───── Data shown ─────

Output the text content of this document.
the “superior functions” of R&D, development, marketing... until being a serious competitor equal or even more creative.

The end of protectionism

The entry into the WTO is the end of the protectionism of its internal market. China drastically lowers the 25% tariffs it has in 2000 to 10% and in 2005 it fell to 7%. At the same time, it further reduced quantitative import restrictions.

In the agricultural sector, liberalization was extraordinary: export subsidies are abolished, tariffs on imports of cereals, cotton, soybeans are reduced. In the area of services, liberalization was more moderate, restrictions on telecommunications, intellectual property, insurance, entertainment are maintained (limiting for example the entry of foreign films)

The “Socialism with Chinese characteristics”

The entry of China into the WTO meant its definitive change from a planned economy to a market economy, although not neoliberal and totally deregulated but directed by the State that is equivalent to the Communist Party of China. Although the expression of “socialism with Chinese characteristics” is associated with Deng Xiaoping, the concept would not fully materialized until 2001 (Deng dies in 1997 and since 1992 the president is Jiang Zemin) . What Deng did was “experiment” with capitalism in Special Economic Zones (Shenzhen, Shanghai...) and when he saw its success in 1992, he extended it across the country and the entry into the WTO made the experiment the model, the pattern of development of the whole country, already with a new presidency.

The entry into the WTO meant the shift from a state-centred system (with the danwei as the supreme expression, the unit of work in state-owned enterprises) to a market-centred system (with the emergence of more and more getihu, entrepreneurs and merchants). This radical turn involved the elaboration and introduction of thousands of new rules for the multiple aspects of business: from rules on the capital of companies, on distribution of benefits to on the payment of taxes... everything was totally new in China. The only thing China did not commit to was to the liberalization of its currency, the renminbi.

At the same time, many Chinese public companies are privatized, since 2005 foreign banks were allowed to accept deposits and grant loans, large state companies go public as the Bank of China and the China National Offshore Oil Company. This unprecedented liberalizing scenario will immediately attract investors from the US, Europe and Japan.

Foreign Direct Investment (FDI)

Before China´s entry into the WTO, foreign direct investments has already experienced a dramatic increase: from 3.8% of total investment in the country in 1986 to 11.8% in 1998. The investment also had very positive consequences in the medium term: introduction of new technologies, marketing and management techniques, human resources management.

─────

— Given problem —
Repeat the listing in full, keeping every line exactly as it is.

— Task output —
Output the text content of this document.
the “superior functions” of R&D, development, marketing... until being a serious competitor equal or even more creative.

The end of protectionism

The entry into the WTO is the end of the protectionism of its internal market. China drastically lowers the 25% tariffs it has in 2000 to 10% and in 2005 it fell to 7%. At the same time, it further reduced quantitative import restrictions.

In the agricultural sector, liberalization was extraordinary: export subsidies are abolished, tariffs on imports of cereals, cotton, soybeans are reduced. In the area of services, liberalization was more moderate, restrictions on telecommunications, intellectual property, insurance, entertainment are maintained (limiting for example the entry of foreign films)

The “Socialism with Chinese characteristics”

The entry of China into the WTO meant its definitive change from a planned economy to a market economy, although not neoliberal and totally deregulated but directed by the State that is equivalent to the Communist Party of China. Although the expression of “socialism with Chinese characteristics” is associated with Deng Xiaoping, the concept would not fully materialized until 2001 (Deng dies in 1997 and since 1992 the president is Jiang Zemin) . What Deng did was “experiment” with capitalism in Special Economic Zones (Shenzhen, Shanghai...) and when he saw its success in 1992, he extended it across the country and the entry into the WTO made the experiment the model, the pattern of development of the whole country, already with a new presidency.

The entry into the WTO meant the shift from a state-centred system (with the danwei as the supreme expression, the unit of work in state-owned enterprises) to a market-centred system (with the emergence of more and more getihu, entrepreneurs and merchants). This radical turn involved the elaboration and introduction of thousands of new rules for the multiple aspects of business: from rules on the capital of companies, on distribution of benefits to on the payment of taxes... everything was totally new in China. The only thing China did not commit to was to the liberalization of its currency, the renminbi.

At the same time, many Chinese public companies are privatized, since 2005 foreign banks were allowed to accept deposits and grant loans, large state companies go public as the Bank of China and the China National Offshore Oil Company. This unprecedented liberalizing scenario will immediately attract investors from the US, Europe and Japan.

Foreign Direct Investment (FDI)

Before China´s entry into the WTO, foreign direct investments has already experienced a dramatic increase: from 3.8% of total investment in the country in 1986 to 11.8% in 1998. The investment also had very positive consequences in the medium term: introduction of new technologies, marketing and management techniques, human resources management.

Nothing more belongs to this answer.